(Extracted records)
-- START --

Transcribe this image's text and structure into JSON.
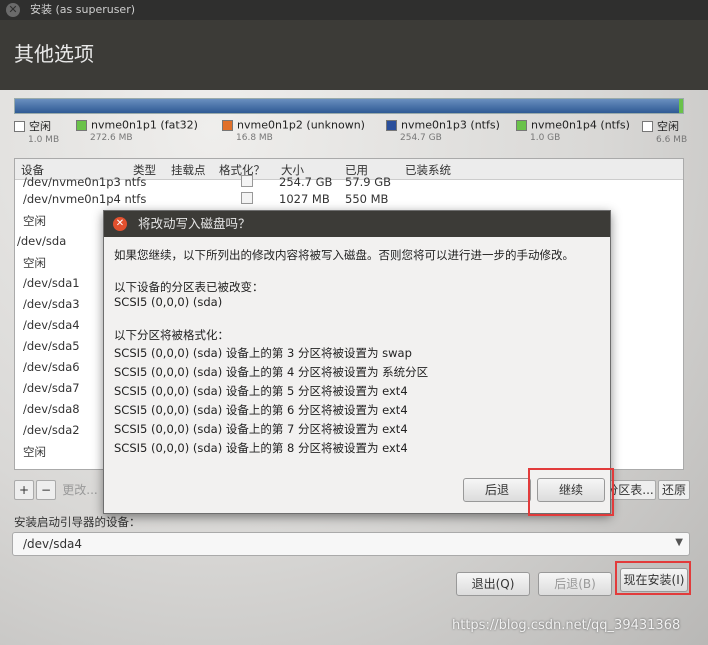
{
  "window": {
    "title": "安装 (as superuser)",
    "header": "其他选项"
  },
  "legend": [
    {
      "name": "空闲",
      "size": "1.0 MB",
      "color": "#ffffff"
    },
    {
      "name": "nvme0n1p1 (fat32)",
      "size": "272.6 MB",
      "color": "#6ac24a"
    },
    {
      "name": "nvme0n1p2 (unknown)",
      "size": "16.8 MB",
      "color": "#e0702a"
    },
    {
      "name": "nvme0n1p3 (ntfs)",
      "size": "254.7 GB",
      "color": "#2a4f9b"
    },
    {
      "name": "nvme0n1p4 (ntfs)",
      "size": "1.0 GB",
      "color": "#6ac24a"
    },
    {
      "name": "空闲",
      "size": "6.6 MB",
      "color": "#ffffff"
    }
  ],
  "table": {
    "headers": [
      "设备",
      "类型",
      "挂载点",
      "格式化？",
      "大小",
      "已用",
      "已装系统"
    ],
    "rows": [
      {
        "device": "/dev/nvme0n1p3  ntfs",
        "size": "254.7 GB",
        "used": "57.9 GB",
        "partial": true
      },
      {
        "device": "/dev/nvme0n1p4  ntfs",
        "size": "1027 MB",
        "used": "550 MB"
      },
      {
        "device": "空闲"
      },
      {
        "device": "/dev/sda",
        "top": true
      },
      {
        "device": "空闲"
      },
      {
        "device": "/dev/sda1"
      },
      {
        "device": "/dev/sda3"
      },
      {
        "device": "/dev/sda4"
      },
      {
        "device": "/dev/sda5"
      },
      {
        "device": "/dev/sda6"
      },
      {
        "device": "/dev/sda7"
      },
      {
        "device": "/dev/sda8"
      },
      {
        "device": "/dev/sda2"
      },
      {
        "device": "空闲"
      }
    ]
  },
  "table_buttons": {
    "add": "+",
    "remove": "−",
    "change": "更改...",
    "new_table": "分区表...",
    "revert": "还原"
  },
  "bootloader": {
    "label": "安装启动引导器的设备：",
    "value": "/dev/sda4"
  },
  "footer": {
    "quit": "退出(Q)",
    "back": "后退(B)",
    "install_now": "现在安装(I)"
  },
  "dialog": {
    "title": "将改动写入磁盘吗？",
    "intro": "如果您继续，以下所列出的修改内容将被写入磁盘。否则您将可以进行进一步的手动修改。",
    "changed_heading": "以下设备的分区表已被改变：",
    "changed_device": "SCSI5 (0,0,0) (sda)",
    "format_heading": "以下分区将被格式化：",
    "format_lines": [
      "SCSI5 (0,0,0) (sda) 设备上的第 3 分区将被设置为 swap",
      "SCSI5 (0,0,0) (sda) 设备上的第 4 分区将被设置为 系统分区",
      "SCSI5 (0,0,0) (sda) 设备上的第 5 分区将被设置为 ext4",
      "SCSI5 (0,0,0) (sda) 设备上的第 6 分区将被设置为 ext4",
      "SCSI5 (0,0,0) (sda) 设备上的第 7 分区将被设置为 ext4",
      "SCSI5 (0,0,0) (sda) 设备上的第 8 分区将被设置为 ext4"
    ],
    "back": "后退",
    "continue": "继续"
  },
  "watermark": "https://blog.csdn.net/qq_39431368"
}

-- END --

Directive:
Write out each line of the data exactly; the images should be left out.

Correct output:
Transcribe this image's text and structure into JSON.
{
  "window": {
    "title": "安装 (as superuser)",
    "header": "其他选项"
  },
  "legend": [
    {
      "name": "空闲",
      "size": "1.0 MB",
      "color": "#ffffff"
    },
    {
      "name": "nvme0n1p1 (fat32)",
      "size": "272.6 MB",
      "color": "#6ac24a"
    },
    {
      "name": "nvme0n1p2 (unknown)",
      "size": "16.8 MB",
      "color": "#e0702a"
    },
    {
      "name": "nvme0n1p3 (ntfs)",
      "size": "254.7 GB",
      "color": "#2a4f9b"
    },
    {
      "name": "nvme0n1p4 (ntfs)",
      "size": "1.0 GB",
      "color": "#6ac24a"
    },
    {
      "name": "空闲",
      "size": "6.6 MB",
      "color": "#ffffff"
    }
  ],
  "table": {
    "headers": [
      "设备",
      "类型",
      "挂载点",
      "格式化？",
      "大小",
      "已用",
      "已装系统"
    ],
    "rows": [
      {
        "device": "/dev/nvme0n1p3  ntfs",
        "size": "254.7 GB",
        "used": "57.9 GB",
        "partial": true
      },
      {
        "device": "/dev/nvme0n1p4  ntfs",
        "size": "1027 MB",
        "used": "550 MB"
      },
      {
        "device": "空闲"
      },
      {
        "device": "/dev/sda",
        "top": true
      },
      {
        "device": "空闲"
      },
      {
        "device": "/dev/sda1"
      },
      {
        "device": "/dev/sda3"
      },
      {
        "device": "/dev/sda4"
      },
      {
        "device": "/dev/sda5"
      },
      {
        "device": "/dev/sda6"
      },
      {
        "device": "/dev/sda7"
      },
      {
        "device": "/dev/sda8"
      },
      {
        "device": "/dev/sda2"
      },
      {
        "device": "空闲"
      }
    ]
  },
  "table_buttons": {
    "add": "+",
    "remove": "−",
    "change": "更改...",
    "new_table": "分区表...",
    "revert": "还原"
  },
  "bootloader": {
    "label": "安装启动引导器的设备：",
    "value": "/dev/sda4"
  },
  "footer": {
    "quit": "退出(Q)",
    "back": "后退(B)",
    "install_now": "现在安装(I)"
  },
  "dialog": {
    "title": "将改动写入磁盘吗？",
    "intro": "如果您继续，以下所列出的修改内容将被写入磁盘。否则您将可以进行进一步的手动修改。",
    "changed_heading": "以下设备的分区表已被改变：",
    "changed_device": "SCSI5 (0,0,0) (sda)",
    "format_heading": "以下分区将被格式化：",
    "format_lines": [
      "SCSI5 (0,0,0) (sda) 设备上的第 3 分区将被设置为 swap",
      "SCSI5 (0,0,0) (sda) 设备上的第 4 分区将被设置为 系统分区",
      "SCSI5 (0,0,0) (sda) 设备上的第 5 分区将被设置为 ext4",
      "SCSI5 (0,0,0) (sda) 设备上的第 6 分区将被设置为 ext4",
      "SCSI5 (0,0,0) (sda) 设备上的第 7 分区将被设置为 ext4",
      "SCSI5 (0,0,0) (sda) 设备上的第 8 分区将被设置为 ext4"
    ],
    "back": "后退",
    "continue": "继续"
  },
  "watermark": "https://blog.csdn.net/qq_39431368"
}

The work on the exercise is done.